_What the task asks:_ In the material below, identify each line bearing the word "عليه". Reproduce those lines.
##### Record list #####
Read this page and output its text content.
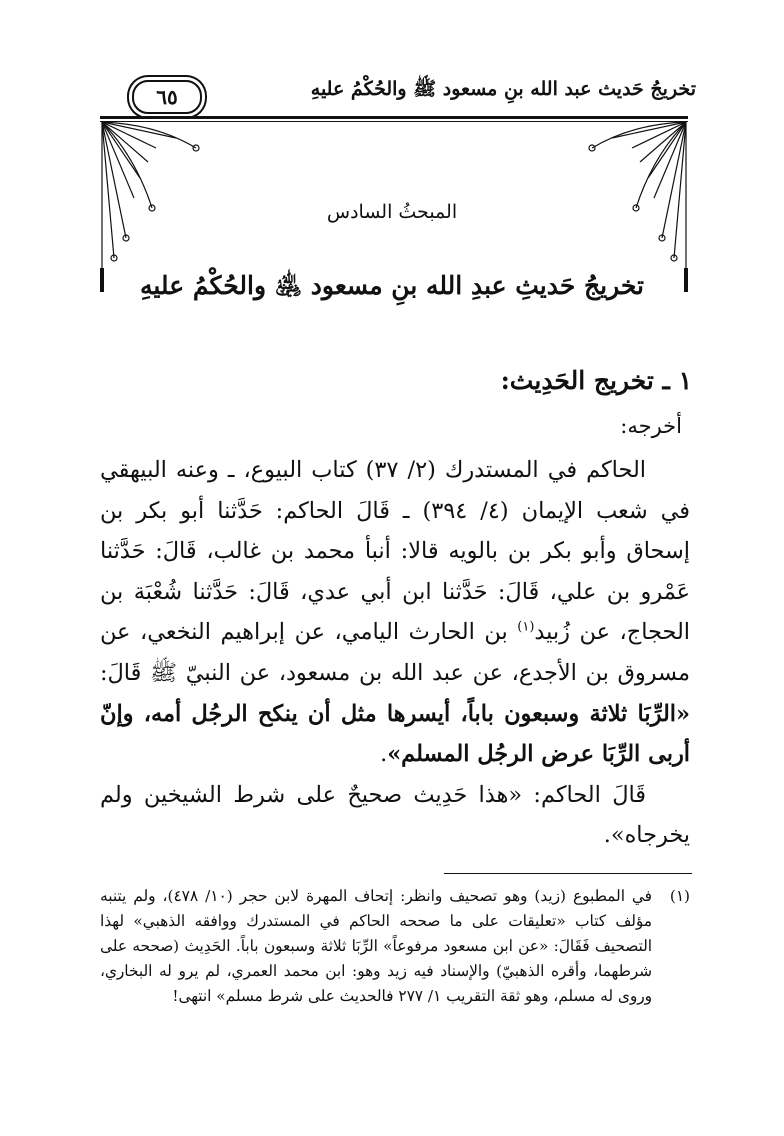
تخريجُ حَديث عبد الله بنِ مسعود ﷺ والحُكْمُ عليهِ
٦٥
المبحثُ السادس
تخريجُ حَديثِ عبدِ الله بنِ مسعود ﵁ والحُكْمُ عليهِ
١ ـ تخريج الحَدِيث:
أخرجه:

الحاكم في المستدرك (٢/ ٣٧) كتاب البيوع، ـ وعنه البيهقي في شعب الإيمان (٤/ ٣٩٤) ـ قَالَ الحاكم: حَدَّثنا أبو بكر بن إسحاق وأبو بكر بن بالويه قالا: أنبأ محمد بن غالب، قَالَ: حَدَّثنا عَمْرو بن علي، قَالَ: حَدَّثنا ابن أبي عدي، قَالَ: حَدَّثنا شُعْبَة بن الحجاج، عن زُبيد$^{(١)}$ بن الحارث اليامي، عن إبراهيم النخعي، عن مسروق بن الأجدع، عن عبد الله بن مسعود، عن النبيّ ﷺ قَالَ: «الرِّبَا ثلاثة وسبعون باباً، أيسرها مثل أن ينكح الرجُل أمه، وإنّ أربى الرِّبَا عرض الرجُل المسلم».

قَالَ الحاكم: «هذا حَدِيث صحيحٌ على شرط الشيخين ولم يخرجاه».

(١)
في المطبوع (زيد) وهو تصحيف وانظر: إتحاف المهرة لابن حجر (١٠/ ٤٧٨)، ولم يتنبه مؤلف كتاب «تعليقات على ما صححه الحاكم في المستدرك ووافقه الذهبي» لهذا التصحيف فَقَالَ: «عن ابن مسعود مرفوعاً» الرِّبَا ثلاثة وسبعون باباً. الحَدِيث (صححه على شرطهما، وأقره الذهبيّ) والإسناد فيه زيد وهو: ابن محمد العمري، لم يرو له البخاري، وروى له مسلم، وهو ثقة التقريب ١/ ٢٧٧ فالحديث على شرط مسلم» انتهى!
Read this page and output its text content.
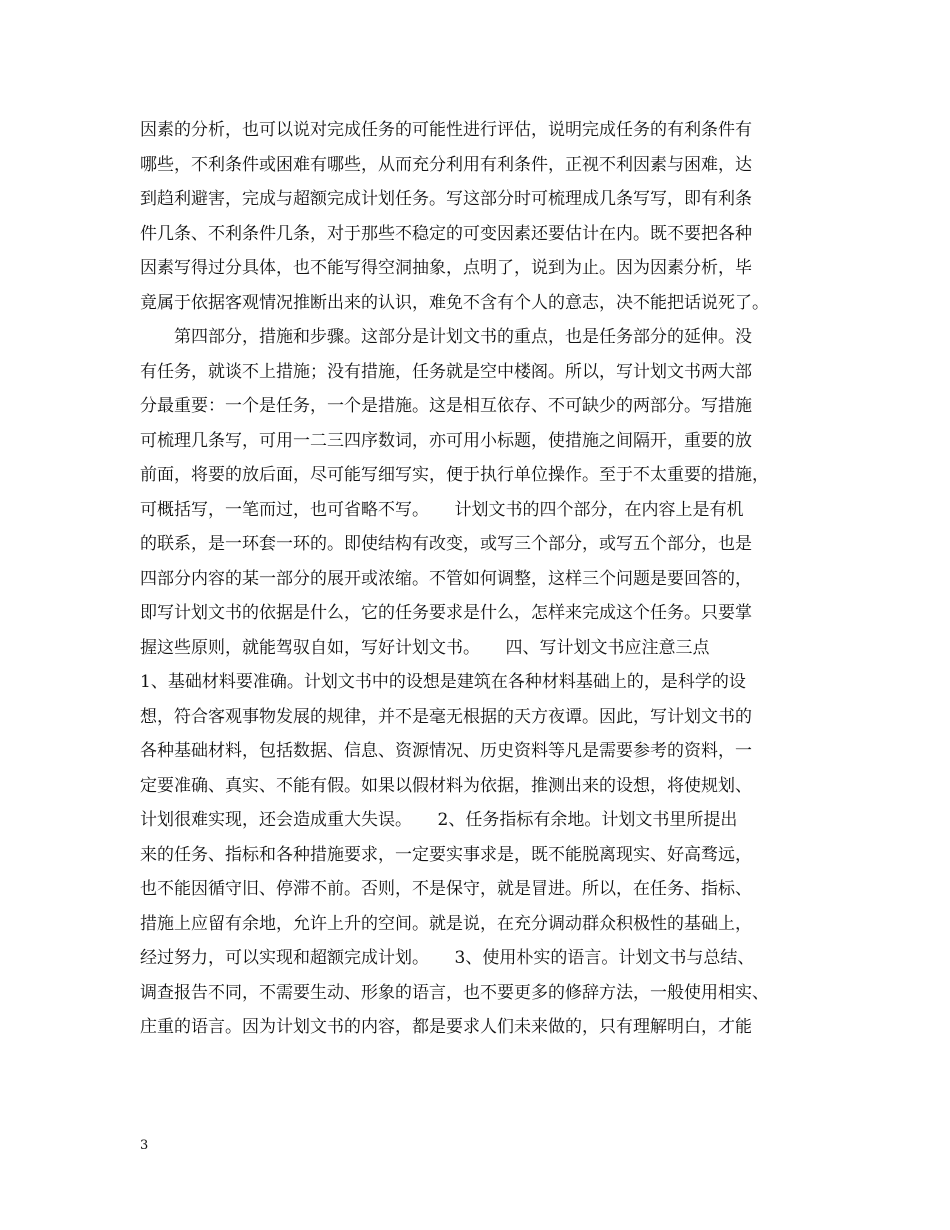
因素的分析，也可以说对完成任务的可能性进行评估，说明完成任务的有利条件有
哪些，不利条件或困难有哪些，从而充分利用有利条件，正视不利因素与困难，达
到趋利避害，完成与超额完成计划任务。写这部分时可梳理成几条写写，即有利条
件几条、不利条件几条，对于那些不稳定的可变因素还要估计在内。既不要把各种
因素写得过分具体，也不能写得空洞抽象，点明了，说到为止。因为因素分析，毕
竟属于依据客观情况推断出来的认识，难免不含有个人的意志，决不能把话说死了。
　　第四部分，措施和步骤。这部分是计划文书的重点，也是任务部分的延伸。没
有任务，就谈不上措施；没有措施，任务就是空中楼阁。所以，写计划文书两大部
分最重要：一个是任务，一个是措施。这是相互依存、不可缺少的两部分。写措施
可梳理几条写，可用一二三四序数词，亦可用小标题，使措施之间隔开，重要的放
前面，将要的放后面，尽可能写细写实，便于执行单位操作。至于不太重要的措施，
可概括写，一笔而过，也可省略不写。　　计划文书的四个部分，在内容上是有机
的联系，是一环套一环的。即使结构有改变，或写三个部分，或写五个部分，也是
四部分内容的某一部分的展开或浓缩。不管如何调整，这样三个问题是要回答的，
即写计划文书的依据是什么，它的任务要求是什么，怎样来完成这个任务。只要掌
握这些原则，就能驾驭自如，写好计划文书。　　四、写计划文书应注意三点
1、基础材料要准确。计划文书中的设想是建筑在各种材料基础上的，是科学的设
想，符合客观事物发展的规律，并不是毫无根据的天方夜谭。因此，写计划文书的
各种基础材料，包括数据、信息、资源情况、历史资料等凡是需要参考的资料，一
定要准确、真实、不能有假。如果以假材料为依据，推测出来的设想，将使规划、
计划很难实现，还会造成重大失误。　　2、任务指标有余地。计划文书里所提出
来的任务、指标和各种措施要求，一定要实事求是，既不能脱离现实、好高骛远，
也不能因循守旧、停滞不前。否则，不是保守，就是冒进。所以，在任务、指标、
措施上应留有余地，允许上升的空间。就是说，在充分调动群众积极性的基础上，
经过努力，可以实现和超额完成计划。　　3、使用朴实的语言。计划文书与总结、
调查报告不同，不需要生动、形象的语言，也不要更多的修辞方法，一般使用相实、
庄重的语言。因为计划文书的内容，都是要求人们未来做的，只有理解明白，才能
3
#####
##### Record list #####
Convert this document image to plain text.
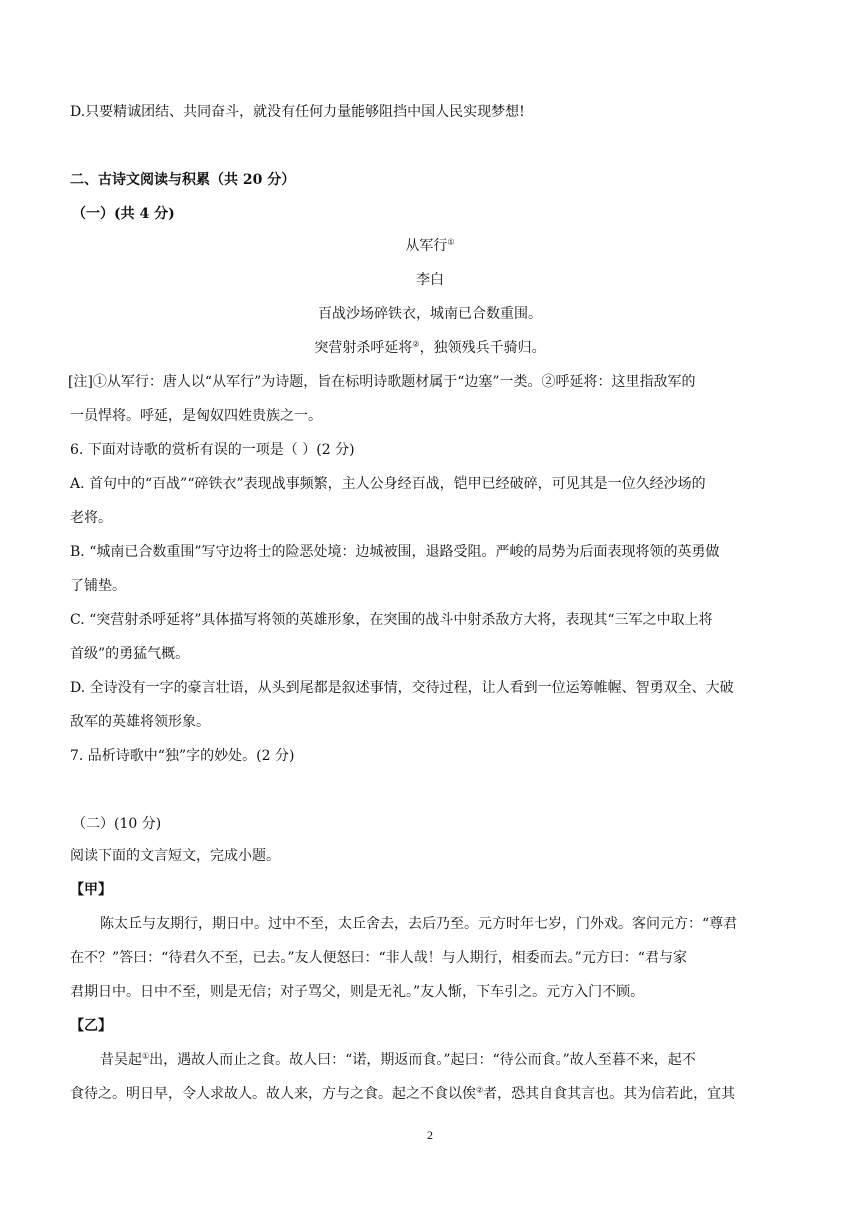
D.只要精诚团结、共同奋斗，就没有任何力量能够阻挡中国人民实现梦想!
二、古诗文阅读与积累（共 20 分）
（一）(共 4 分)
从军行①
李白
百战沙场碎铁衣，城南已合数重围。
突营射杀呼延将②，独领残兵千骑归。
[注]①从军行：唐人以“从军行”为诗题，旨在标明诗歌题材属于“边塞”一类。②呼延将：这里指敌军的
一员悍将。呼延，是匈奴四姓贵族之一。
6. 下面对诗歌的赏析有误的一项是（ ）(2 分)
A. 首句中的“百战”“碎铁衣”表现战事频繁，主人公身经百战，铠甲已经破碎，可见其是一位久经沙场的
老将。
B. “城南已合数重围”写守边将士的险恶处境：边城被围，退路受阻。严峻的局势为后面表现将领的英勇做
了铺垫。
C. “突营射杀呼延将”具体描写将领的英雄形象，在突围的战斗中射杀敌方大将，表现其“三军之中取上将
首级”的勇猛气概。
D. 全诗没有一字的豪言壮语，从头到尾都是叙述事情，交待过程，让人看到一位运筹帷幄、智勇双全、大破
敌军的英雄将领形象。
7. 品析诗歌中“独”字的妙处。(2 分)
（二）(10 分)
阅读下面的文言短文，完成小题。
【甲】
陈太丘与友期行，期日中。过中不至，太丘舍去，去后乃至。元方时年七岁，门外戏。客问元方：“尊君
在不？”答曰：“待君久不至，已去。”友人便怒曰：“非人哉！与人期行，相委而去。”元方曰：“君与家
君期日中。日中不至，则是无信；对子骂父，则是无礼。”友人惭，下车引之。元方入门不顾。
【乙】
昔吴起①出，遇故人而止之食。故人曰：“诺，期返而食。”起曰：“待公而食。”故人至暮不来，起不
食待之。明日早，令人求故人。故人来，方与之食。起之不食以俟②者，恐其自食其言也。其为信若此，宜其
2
#####
_Solution:_
تخريجُ حَديث عبد الله بنِ مسعود ﷺ والحُكْمُ عليهِ
تخريجُ حَديثِ عبدِ الله بنِ مسعود ﵁ والحُكْمُ عليهِ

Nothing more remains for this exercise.